▶ [PROBLEM STATEMENT]: From the listing below, pick out each line with the word "사랑으로".

[Lines of data]
===============
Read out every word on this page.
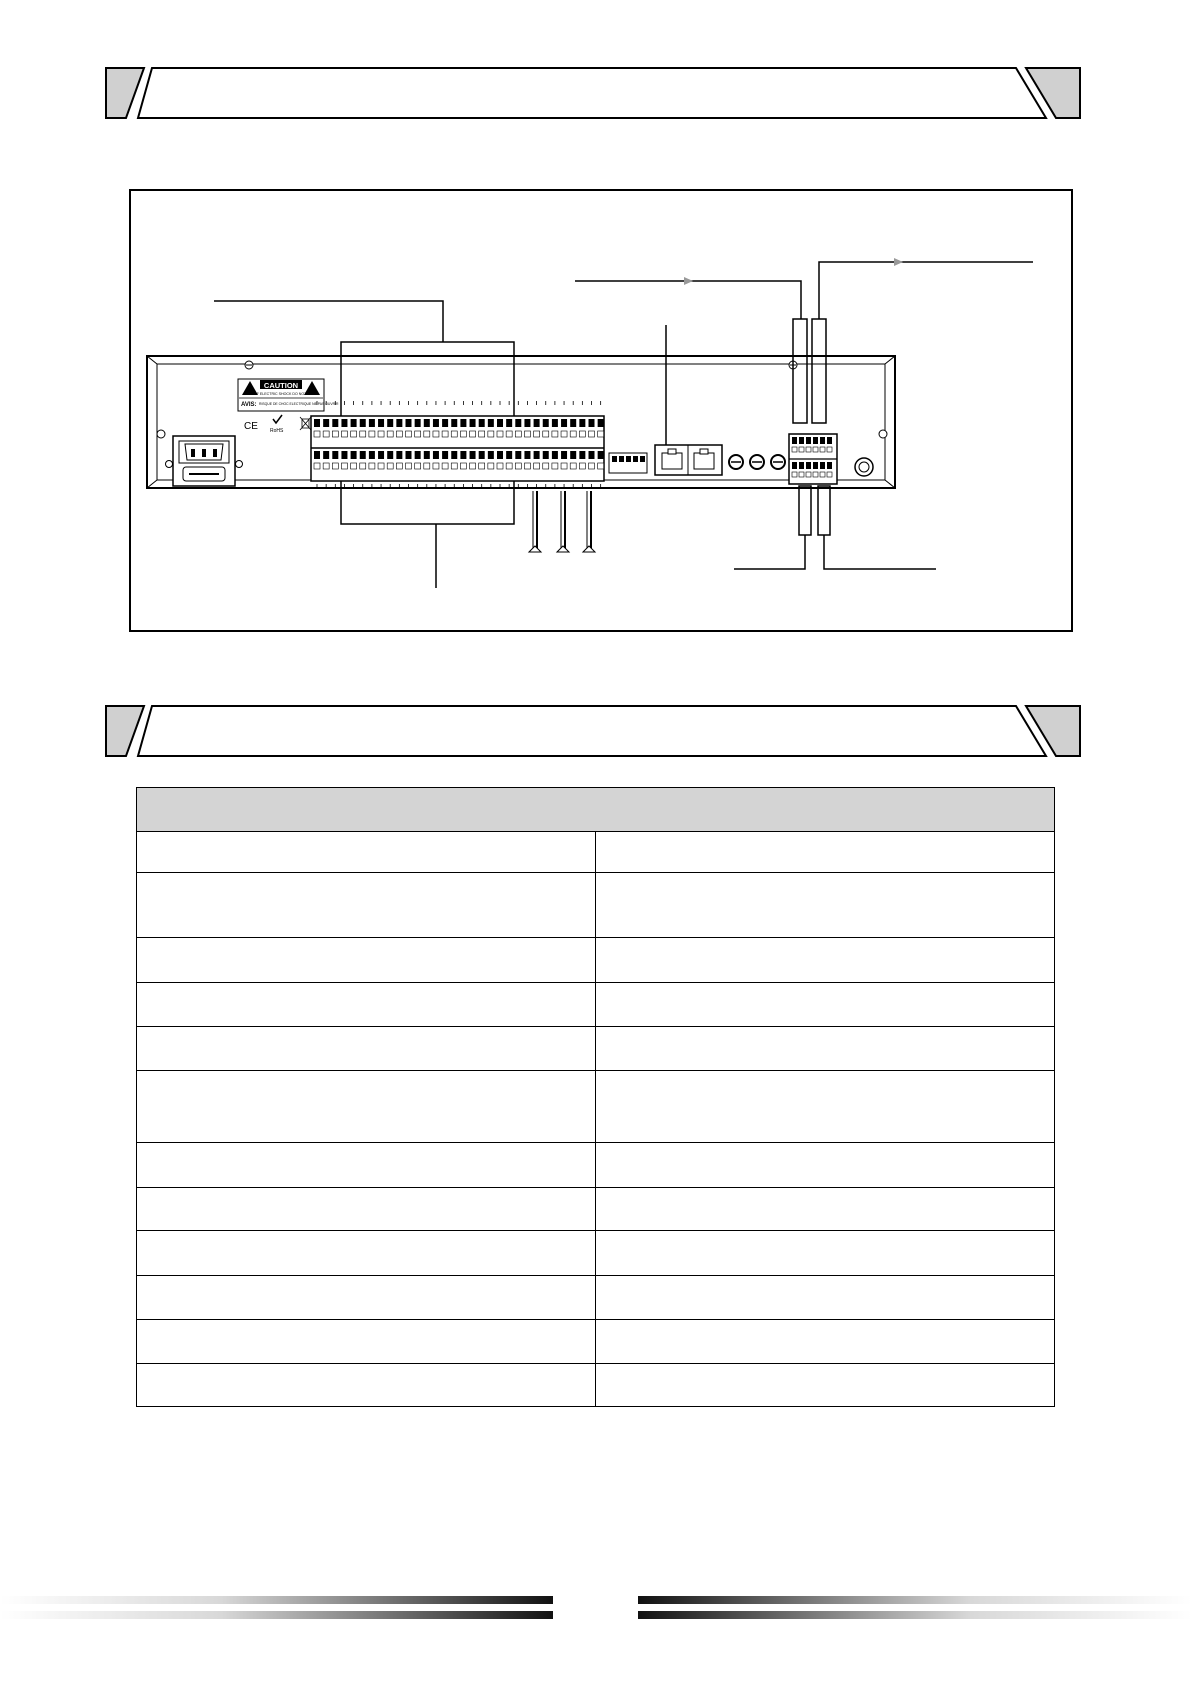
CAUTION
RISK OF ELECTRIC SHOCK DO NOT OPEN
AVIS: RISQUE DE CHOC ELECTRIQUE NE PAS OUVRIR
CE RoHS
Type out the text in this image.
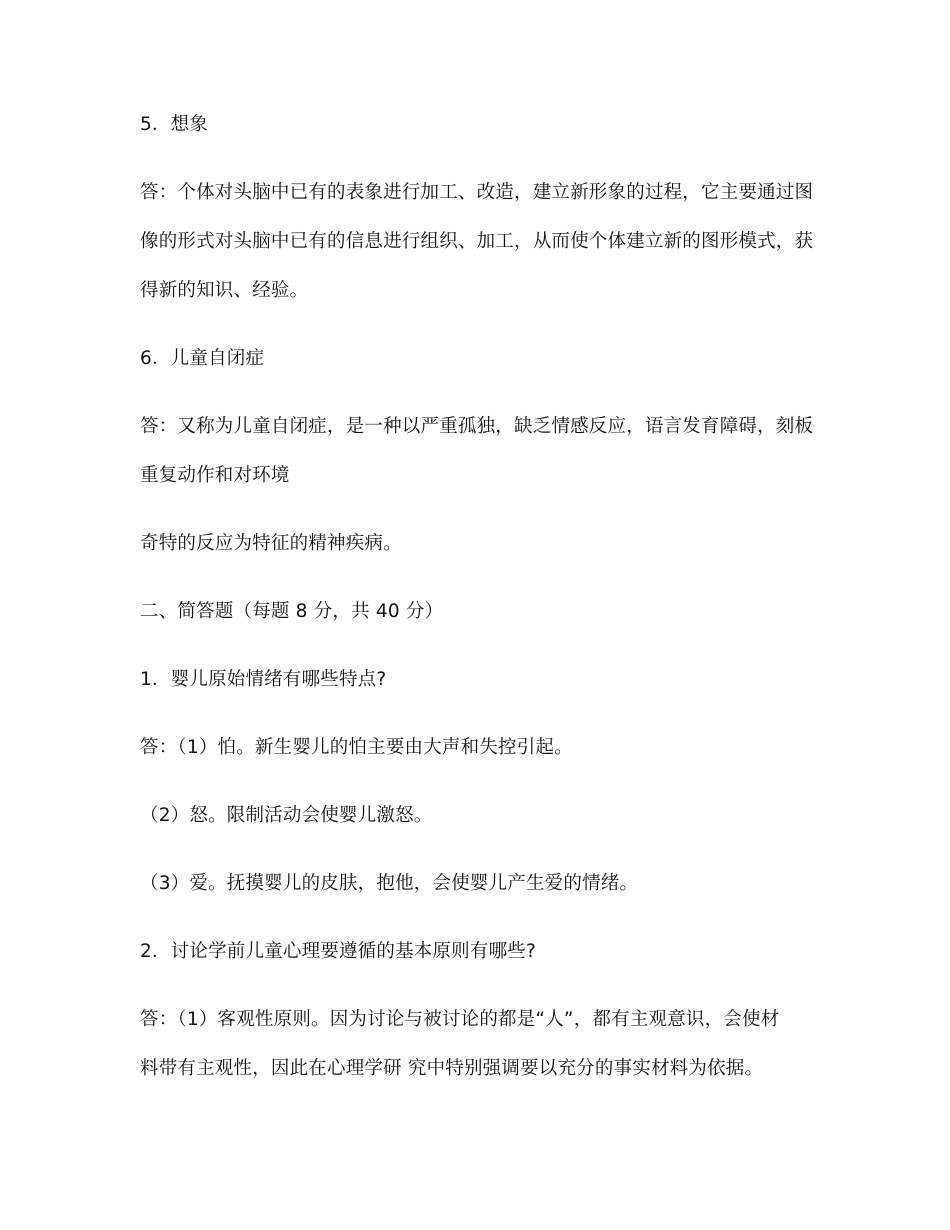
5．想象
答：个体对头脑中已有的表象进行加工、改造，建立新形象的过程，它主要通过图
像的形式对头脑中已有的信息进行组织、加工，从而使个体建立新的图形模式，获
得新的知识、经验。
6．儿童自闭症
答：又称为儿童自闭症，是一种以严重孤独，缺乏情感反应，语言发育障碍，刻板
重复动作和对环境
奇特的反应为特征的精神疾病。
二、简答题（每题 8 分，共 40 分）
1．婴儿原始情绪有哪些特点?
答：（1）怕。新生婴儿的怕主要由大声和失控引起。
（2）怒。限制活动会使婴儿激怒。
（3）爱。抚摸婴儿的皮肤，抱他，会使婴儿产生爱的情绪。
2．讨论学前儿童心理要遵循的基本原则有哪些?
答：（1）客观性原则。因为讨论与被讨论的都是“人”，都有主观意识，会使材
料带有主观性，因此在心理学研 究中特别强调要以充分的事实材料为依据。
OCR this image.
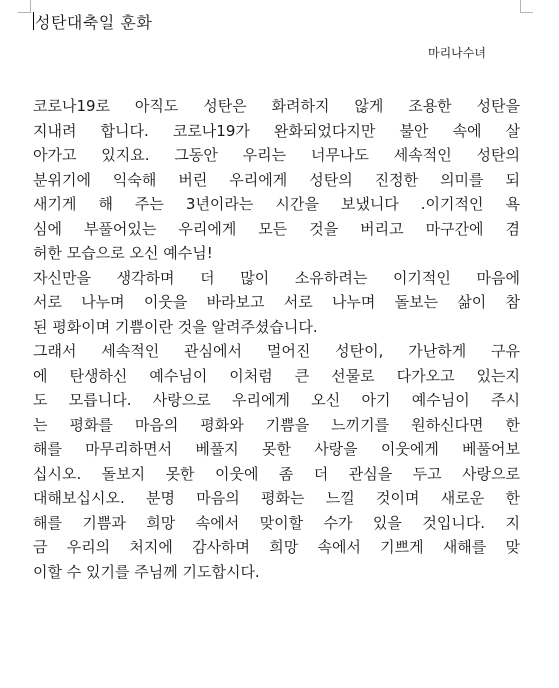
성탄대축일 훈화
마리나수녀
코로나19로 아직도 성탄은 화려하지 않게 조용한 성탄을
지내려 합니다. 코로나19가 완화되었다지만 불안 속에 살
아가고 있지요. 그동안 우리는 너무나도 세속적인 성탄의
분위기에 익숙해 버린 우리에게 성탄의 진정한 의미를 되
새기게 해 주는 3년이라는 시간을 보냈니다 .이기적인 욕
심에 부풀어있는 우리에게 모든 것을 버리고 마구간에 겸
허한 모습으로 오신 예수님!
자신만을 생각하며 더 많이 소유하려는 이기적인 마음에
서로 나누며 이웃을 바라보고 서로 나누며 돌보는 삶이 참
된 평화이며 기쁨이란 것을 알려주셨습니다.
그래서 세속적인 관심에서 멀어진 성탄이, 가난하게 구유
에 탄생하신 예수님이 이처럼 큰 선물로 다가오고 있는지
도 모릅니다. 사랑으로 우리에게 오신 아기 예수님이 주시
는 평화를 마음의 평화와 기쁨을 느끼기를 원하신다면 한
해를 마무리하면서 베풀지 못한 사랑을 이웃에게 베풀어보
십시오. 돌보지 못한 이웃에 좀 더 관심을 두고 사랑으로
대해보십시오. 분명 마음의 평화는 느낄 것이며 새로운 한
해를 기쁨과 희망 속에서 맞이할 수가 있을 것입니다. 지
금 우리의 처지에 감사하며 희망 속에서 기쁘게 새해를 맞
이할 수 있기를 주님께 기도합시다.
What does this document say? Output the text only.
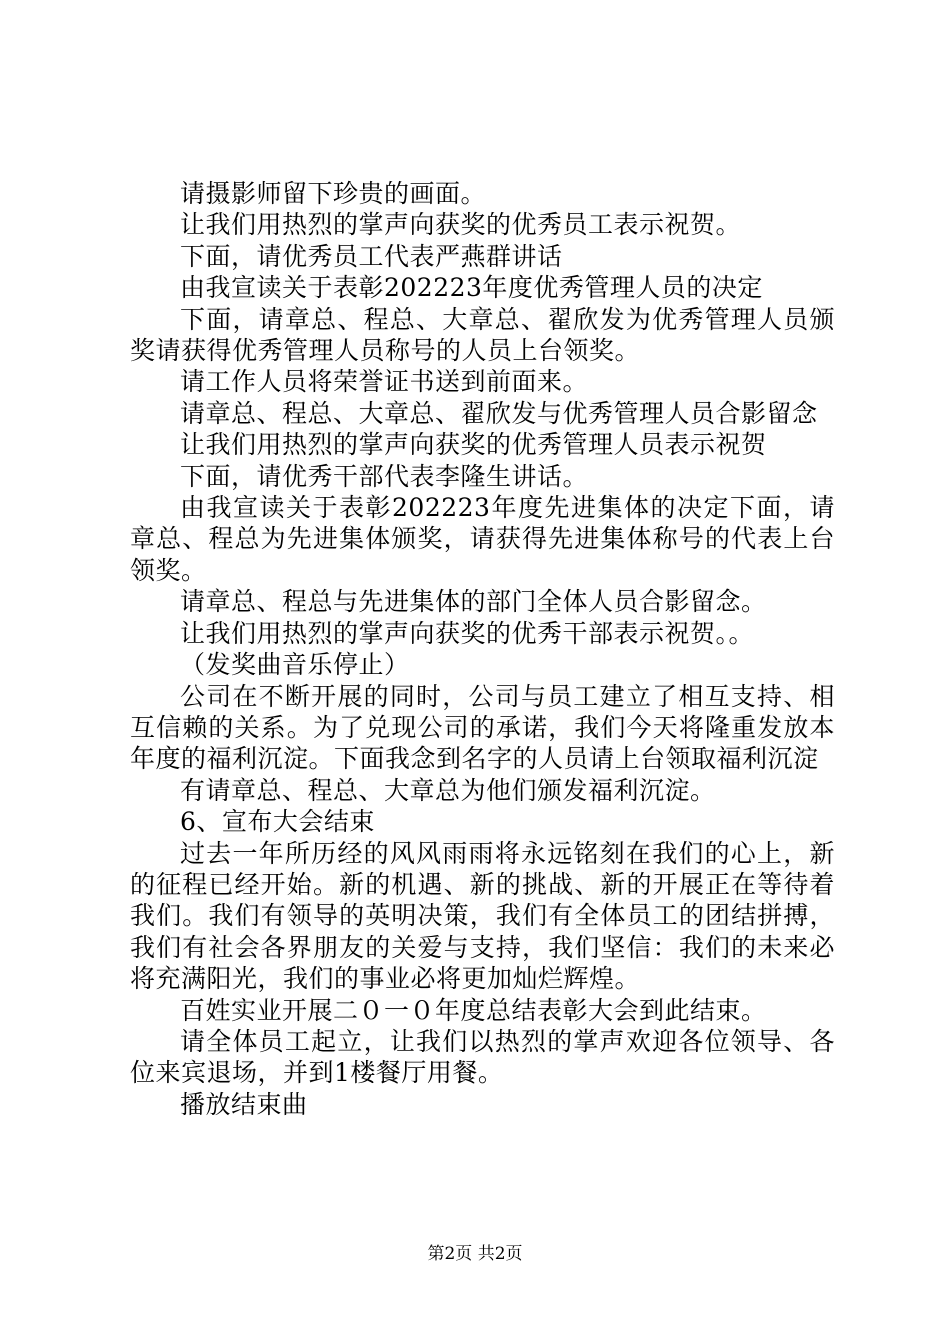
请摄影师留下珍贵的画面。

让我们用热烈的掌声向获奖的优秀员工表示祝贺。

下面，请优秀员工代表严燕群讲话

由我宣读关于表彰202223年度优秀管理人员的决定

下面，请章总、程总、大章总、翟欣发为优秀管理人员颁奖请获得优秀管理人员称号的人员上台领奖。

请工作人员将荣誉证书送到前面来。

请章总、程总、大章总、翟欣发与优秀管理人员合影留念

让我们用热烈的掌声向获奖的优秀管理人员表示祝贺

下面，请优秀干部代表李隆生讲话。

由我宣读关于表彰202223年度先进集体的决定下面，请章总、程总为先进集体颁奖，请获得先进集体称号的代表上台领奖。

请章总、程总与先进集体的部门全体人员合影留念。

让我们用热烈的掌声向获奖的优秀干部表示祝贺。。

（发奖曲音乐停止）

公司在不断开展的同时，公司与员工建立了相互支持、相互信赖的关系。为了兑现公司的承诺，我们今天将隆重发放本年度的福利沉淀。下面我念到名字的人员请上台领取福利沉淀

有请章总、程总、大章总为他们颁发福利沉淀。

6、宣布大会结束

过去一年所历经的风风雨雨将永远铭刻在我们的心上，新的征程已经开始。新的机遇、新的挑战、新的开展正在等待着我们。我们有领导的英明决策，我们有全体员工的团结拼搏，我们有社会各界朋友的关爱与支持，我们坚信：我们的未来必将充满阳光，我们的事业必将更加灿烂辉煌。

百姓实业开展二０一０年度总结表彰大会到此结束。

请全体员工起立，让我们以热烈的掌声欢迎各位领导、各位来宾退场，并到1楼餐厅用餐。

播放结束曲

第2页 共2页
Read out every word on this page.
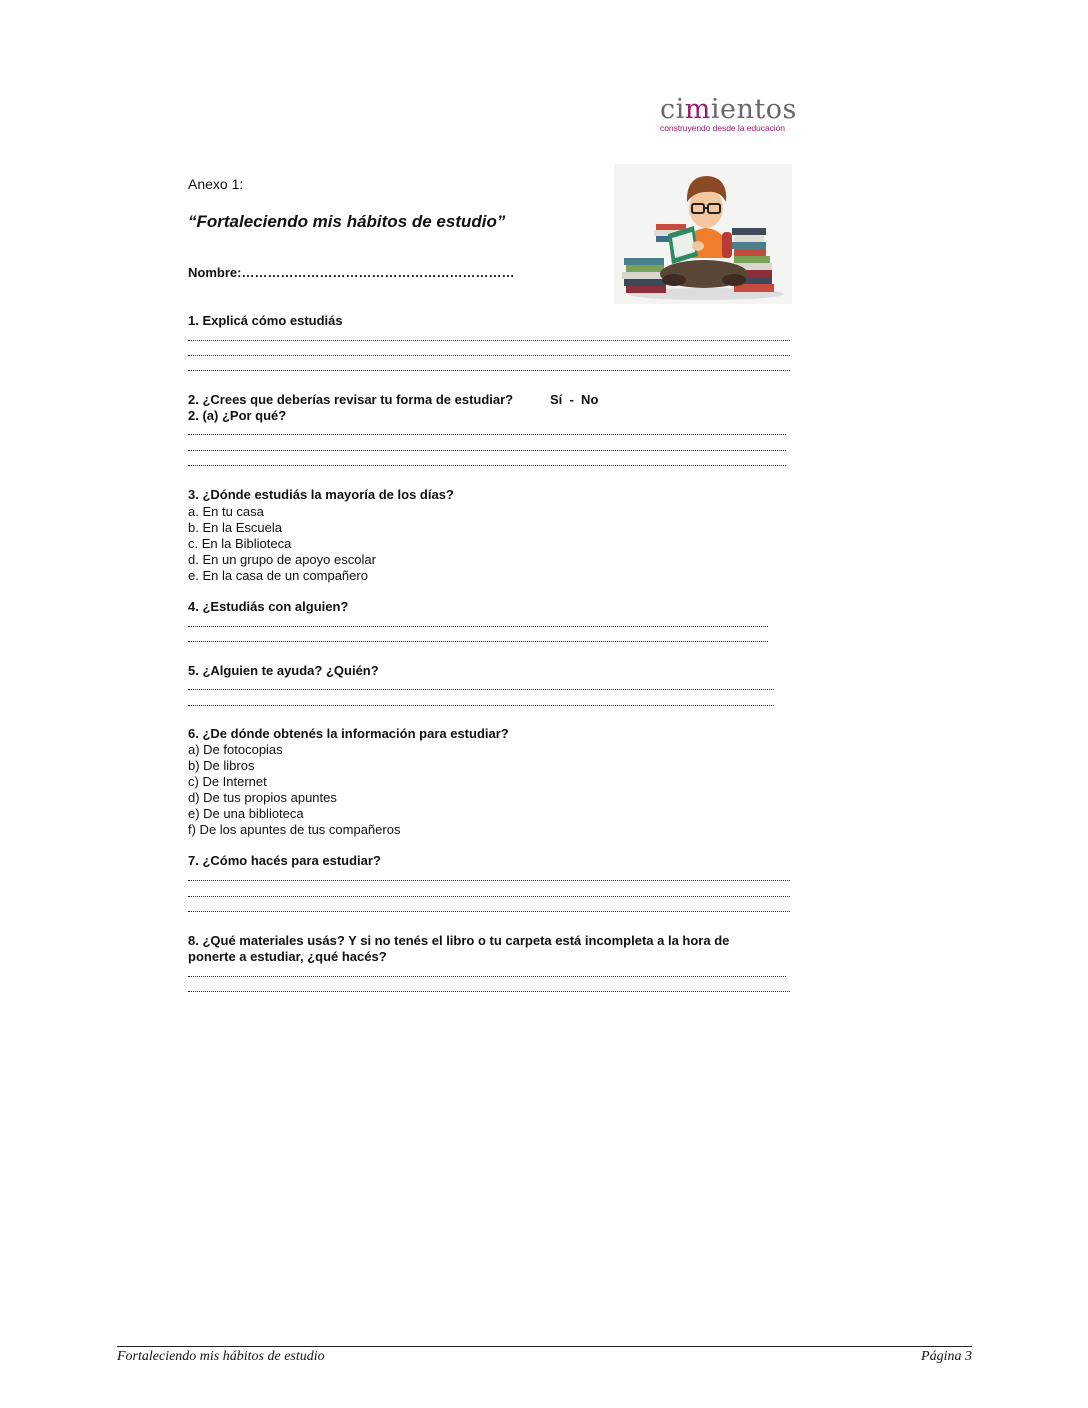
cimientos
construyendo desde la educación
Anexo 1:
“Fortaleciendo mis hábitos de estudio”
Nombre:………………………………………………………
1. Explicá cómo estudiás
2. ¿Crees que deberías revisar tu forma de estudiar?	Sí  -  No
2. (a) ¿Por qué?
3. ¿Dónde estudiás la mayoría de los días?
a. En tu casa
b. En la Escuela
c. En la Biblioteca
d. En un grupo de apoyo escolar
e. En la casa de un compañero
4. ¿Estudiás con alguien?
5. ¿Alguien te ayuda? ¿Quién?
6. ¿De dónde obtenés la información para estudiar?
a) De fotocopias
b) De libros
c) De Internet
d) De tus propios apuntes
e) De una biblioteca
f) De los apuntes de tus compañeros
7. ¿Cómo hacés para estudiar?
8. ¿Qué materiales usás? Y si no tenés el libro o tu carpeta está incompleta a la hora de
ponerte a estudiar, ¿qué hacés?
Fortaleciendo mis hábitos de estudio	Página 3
===============
▶ [RESPONSE BELOW]:
도 모릅니다. 사랑으로 우리에게 오신 아기 예수님이 주시
십시오. 돌보지 못한 이웃에 좀 더 관심을 두고 사랑으로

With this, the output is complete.